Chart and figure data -

------------------------------------

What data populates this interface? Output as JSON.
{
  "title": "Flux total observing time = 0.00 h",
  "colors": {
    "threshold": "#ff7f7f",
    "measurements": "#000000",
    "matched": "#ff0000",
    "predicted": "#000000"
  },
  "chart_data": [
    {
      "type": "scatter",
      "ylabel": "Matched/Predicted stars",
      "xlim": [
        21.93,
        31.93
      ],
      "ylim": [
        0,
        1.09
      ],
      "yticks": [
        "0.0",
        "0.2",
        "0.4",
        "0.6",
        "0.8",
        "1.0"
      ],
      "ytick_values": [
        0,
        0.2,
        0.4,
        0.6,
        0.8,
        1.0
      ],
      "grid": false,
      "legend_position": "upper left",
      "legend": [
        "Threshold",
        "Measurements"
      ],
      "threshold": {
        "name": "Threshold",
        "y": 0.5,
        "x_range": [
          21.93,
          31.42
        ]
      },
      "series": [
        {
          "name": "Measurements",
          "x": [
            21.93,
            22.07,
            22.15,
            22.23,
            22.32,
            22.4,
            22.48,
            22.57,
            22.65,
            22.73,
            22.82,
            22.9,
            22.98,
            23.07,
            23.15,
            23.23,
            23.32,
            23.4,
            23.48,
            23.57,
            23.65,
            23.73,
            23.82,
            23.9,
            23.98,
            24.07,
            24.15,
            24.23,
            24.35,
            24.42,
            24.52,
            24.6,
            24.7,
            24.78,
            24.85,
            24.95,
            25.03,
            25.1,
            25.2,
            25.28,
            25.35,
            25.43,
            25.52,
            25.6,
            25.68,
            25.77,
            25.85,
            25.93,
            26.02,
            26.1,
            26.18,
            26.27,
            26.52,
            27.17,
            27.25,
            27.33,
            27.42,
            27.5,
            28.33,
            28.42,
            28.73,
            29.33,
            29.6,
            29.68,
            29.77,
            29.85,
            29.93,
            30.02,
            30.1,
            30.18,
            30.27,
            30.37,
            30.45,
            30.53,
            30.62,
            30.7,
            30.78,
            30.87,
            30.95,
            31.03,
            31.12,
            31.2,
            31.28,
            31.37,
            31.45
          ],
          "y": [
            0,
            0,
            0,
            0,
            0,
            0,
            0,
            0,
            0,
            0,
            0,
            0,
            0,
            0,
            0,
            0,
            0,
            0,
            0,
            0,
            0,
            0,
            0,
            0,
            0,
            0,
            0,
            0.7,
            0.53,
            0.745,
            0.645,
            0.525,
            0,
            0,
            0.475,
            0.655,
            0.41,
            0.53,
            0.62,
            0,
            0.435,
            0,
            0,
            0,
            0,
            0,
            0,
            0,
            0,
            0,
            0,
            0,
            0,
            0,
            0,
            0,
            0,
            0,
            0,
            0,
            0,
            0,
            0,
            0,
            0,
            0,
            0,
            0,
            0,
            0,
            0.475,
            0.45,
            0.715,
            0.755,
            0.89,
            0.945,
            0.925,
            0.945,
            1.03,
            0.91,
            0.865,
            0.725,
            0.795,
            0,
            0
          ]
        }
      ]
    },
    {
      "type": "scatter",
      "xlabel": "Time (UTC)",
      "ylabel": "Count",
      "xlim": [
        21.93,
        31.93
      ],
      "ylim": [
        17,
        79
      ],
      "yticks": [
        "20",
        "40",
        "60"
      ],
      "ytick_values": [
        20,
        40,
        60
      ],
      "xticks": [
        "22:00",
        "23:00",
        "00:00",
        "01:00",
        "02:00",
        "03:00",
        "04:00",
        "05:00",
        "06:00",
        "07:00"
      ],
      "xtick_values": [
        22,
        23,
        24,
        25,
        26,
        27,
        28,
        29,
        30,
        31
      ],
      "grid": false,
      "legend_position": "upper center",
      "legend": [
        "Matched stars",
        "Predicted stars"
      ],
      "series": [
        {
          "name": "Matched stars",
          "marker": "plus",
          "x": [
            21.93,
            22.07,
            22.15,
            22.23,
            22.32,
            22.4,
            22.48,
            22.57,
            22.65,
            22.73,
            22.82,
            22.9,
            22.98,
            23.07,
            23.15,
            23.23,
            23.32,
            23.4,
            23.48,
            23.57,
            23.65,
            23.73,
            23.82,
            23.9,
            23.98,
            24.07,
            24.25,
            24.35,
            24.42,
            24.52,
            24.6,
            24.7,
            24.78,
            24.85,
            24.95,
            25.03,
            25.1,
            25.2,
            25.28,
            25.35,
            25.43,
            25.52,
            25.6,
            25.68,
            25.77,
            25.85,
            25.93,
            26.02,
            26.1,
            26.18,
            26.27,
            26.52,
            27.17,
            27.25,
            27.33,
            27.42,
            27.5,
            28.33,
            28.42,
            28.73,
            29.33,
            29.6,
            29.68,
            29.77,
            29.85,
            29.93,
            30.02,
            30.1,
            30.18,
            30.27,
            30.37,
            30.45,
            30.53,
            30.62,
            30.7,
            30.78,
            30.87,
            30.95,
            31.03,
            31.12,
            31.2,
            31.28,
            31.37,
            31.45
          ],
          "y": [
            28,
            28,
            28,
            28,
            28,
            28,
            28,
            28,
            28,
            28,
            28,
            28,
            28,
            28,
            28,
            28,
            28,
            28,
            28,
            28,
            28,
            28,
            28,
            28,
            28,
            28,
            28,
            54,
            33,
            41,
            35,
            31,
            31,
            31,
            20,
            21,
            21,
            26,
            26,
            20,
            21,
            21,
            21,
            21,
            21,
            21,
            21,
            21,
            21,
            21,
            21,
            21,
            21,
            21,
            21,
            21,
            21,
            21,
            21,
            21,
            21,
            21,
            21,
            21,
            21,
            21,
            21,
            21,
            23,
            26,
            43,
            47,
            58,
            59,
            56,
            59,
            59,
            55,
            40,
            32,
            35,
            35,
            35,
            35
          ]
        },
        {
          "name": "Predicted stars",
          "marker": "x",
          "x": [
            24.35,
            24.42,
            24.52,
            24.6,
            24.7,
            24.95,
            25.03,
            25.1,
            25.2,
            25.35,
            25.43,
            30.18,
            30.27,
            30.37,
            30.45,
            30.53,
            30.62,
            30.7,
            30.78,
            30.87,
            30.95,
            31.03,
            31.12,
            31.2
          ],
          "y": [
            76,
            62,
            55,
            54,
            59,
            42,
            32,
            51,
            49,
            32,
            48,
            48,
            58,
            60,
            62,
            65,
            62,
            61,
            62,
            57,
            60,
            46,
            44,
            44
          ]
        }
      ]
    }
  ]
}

------------------------------------

Task requirements - List all lines holding the string "name".

Written response -
        "name": "Threshold",
          "name": "Measurements",
          "name": "Matched stars",
          "name": "Predicted stars",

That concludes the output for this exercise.